**Written problem**
Copy out, exactly as they appear, the lines of data from the first line through the line containing "rating-value: 431 <box>342 419 362 431</box>", both included.

(Lines of data)

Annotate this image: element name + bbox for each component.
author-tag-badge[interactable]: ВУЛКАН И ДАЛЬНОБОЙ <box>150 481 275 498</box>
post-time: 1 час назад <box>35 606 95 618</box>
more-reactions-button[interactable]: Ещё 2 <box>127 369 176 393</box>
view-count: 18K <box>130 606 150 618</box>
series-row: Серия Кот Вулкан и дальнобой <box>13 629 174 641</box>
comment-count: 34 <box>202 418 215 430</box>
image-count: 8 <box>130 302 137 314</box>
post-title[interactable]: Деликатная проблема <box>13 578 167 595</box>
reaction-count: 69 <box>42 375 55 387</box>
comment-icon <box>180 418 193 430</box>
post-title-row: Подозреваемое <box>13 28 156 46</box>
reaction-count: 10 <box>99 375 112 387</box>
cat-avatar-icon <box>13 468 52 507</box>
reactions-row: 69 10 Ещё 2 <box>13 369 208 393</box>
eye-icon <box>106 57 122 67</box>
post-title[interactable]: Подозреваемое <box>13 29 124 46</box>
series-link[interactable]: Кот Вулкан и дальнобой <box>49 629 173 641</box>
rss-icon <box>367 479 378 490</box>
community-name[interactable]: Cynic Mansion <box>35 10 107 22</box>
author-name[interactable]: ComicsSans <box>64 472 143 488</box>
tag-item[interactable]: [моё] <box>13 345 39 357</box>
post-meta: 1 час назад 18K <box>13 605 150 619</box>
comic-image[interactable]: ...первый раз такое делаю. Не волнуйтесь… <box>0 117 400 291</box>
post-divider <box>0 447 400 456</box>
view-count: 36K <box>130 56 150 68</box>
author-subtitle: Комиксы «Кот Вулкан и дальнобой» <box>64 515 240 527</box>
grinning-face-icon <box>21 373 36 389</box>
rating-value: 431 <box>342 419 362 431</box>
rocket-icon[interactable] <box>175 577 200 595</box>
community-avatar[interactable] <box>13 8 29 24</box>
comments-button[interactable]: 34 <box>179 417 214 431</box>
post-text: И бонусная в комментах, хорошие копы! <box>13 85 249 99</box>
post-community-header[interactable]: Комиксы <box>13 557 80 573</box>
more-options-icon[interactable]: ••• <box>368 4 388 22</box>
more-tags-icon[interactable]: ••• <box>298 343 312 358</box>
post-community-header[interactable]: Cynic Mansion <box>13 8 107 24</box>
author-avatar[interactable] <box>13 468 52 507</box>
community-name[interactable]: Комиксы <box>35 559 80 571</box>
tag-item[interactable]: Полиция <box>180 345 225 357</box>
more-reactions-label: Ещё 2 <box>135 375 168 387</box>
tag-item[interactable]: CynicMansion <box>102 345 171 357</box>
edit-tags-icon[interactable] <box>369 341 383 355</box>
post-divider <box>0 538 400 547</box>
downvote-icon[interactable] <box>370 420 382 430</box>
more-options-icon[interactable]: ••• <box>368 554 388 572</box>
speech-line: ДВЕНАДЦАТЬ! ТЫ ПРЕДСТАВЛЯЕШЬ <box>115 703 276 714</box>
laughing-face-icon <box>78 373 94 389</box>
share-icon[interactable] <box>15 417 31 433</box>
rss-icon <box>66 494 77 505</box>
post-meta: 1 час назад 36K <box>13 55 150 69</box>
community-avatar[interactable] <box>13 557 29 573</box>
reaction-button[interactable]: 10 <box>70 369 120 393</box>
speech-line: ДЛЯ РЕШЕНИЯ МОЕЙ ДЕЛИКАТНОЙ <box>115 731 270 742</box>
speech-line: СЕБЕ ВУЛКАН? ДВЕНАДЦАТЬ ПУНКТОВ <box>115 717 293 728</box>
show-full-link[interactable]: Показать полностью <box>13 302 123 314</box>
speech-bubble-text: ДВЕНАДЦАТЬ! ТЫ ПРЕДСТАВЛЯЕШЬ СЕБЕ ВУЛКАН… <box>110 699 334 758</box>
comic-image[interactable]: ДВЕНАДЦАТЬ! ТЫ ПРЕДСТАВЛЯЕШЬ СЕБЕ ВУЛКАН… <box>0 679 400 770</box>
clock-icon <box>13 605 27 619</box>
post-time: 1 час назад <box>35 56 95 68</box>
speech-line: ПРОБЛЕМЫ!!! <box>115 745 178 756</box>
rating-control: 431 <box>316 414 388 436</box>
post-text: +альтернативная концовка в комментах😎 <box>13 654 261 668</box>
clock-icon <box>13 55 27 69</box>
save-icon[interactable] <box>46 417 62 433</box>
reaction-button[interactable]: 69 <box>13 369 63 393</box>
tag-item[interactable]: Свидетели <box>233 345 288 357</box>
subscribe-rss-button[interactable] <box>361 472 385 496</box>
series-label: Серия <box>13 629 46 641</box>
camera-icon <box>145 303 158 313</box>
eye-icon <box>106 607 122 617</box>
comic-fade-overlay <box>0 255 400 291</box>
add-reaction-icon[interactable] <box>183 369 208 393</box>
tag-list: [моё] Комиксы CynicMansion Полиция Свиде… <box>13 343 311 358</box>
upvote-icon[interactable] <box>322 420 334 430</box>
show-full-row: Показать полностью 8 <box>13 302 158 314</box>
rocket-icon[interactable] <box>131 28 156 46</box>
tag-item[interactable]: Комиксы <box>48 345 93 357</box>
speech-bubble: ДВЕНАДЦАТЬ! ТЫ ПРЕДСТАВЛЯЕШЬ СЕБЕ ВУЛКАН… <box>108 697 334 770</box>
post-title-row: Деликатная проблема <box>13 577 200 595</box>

**The result**
Annotate this image: element name + bbox for each component.
author-tag-badge[interactable]: ВУЛКАН И ДАЛЬНОБОЙ <box>150 481 275 498</box>
post-time: 1 час назад <box>35 606 95 618</box>
more-reactions-button[interactable]: Ещё 2 <box>127 369 176 393</box>
view-count: 18K <box>130 606 150 618</box>
series-row: Серия Кот Вулкан и дальнобой <box>13 629 174 641</box>
comment-count: 34 <box>202 418 215 430</box>
image-count: 8 <box>130 302 137 314</box>
post-title[interactable]: Деликатная проблема <box>13 578 167 595</box>
reaction-count: 69 <box>42 375 55 387</box>
comment-icon <box>180 418 193 430</box>
post-title-row: Подозреваемое <box>13 28 156 46</box>
reaction-count: 10 <box>99 375 112 387</box>
cat-avatar-icon <box>13 468 52 507</box>
reactions-row: 69 10 Ещё 2 <box>13 369 208 393</box>
eye-icon <box>106 57 122 67</box>
post-title[interactable]: Подозреваемое <box>13 29 124 46</box>
series-link[interactable]: Кот Вулкан и дальнобой <box>49 629 173 641</box>
rss-icon <box>367 479 378 490</box>
community-name[interactable]: Cynic Mansion <box>35 10 107 22</box>
author-name[interactable]: ComicsSans <box>64 472 143 488</box>
tag-item[interactable]: [моё] <box>13 345 39 357</box>
post-meta: 1 час назад 18K <box>13 605 150 619</box>
comic-image[interactable]: ...первый раз такое делаю. Не волнуйтесь… <box>0 117 400 291</box>
post-divider <box>0 447 400 456</box>
view-count: 36K <box>130 56 150 68</box>
author-subtitle: Комиксы «Кот Вулкан и дальнобой» <box>64 515 240 527</box>
grinning-face-icon <box>21 373 36 389</box>
rating-value: 431 <box>342 419 362 431</box>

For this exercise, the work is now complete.